### What you have to do
Repeat every line below exactly as it reads.

### Dataset content

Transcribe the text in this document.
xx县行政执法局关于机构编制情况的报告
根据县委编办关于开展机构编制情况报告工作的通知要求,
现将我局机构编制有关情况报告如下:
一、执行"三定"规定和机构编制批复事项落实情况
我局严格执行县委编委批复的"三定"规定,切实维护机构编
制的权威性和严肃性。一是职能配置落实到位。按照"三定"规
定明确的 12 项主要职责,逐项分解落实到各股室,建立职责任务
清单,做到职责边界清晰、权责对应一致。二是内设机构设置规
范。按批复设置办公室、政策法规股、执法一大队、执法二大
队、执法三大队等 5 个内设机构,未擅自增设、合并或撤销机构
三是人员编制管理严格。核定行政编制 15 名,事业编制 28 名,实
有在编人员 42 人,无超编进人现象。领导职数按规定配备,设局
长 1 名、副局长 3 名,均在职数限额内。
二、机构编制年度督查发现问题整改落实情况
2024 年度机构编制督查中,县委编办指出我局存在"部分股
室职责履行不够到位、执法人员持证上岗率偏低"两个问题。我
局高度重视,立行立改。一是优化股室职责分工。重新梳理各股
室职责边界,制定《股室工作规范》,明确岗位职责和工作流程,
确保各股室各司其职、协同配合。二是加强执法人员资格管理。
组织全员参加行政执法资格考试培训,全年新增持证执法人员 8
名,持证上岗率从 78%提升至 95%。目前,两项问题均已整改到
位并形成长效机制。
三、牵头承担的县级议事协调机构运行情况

### Reply
Transcribe the text in this document.
xx县行政执法局关于机构编制情况的报告
根据县委编办关于开展机构编制情况报告工作的通知要求,
现将我局机构编制有关情况报告如下:
一、执行"三定"规定和机构编制批复事项落实情况
我局严格执行县委编委批复的"三定"规定,切实维护机构编
制的权威性和严肃性。一是职能配置落实到位。按照"三定"规
定明确的 12 项主要职责,逐项分解落实到各股室,建立职责任务
清单,做到职责边界清晰、权责对应一致。二是内设机构设置规
范。按批复设置办公室、政策法规股、执法一大队、执法二大
队、执法三大队等 5 个内设机构,未擅自增设、合并或撤销机构
三是人员编制管理严格。核定行政编制 15 名,事业编制 28 名,实
有在编人员 42 人,无超编进人现象。领导职数按规定配备,设局
长 1 名、副局长 3 名,均在职数限额内。
二、机构编制年度督查发现问题整改落实情况
2024 年度机构编制督查中,县委编办指出我局存在"部分股
室职责履行不够到位、执法人员持证上岗率偏低"两个问题。我
局高度重视,立行立改。一是优化股室职责分工。重新梳理各股
室职责边界,制定《股室工作规范》,明确岗位职责和工作流程,
确保各股室各司其职、协同配合。二是加强执法人员资格管理。
组织全员参加行政执法资格考试培训,全年新增持证执法人员 8
名,持证上岗率从 78%提升至 95%。目前,两项问题均已整改到
位并形成长效机制。
三、牵头承担的县级议事协调机构运行情况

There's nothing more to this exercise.